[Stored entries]
▬▬▬▬▬▬

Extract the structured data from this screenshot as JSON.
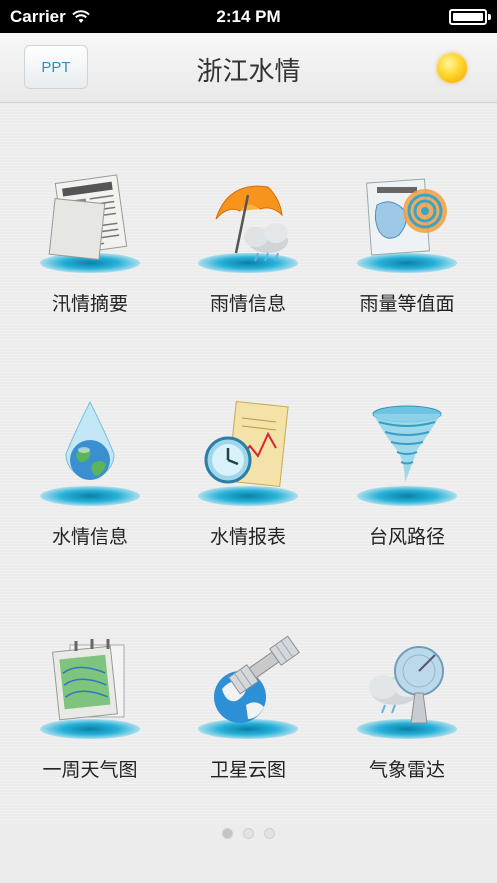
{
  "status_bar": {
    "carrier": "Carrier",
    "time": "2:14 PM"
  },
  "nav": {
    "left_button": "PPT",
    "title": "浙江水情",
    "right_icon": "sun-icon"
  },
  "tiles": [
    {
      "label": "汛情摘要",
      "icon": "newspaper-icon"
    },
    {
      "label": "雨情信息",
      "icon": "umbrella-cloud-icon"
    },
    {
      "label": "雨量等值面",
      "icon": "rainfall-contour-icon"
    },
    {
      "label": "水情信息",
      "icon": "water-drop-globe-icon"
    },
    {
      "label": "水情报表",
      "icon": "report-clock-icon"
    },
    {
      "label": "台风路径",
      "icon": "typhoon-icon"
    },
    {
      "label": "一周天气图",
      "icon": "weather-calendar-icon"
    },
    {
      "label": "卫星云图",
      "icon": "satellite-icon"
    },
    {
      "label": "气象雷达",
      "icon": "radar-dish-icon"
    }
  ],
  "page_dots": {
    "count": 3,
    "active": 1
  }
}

▬▬▬▬▬▬

Task instructions
Where a line of the material above holds the string "icon", copy that line.

Reply
    "right_icon": "sun-icon"
      "icon": "newspaper-icon"
      "icon": "umbrella-cloud-icon"
      "icon": "rainfall-contour-icon"
      "icon": "water-drop-globe-icon"
      "icon": "report-clock-icon"
      "icon": "typhoon-icon"
      "icon": "weather-calendar-icon"
      "icon": "satellite-icon"
      "icon": "radar-dish-icon"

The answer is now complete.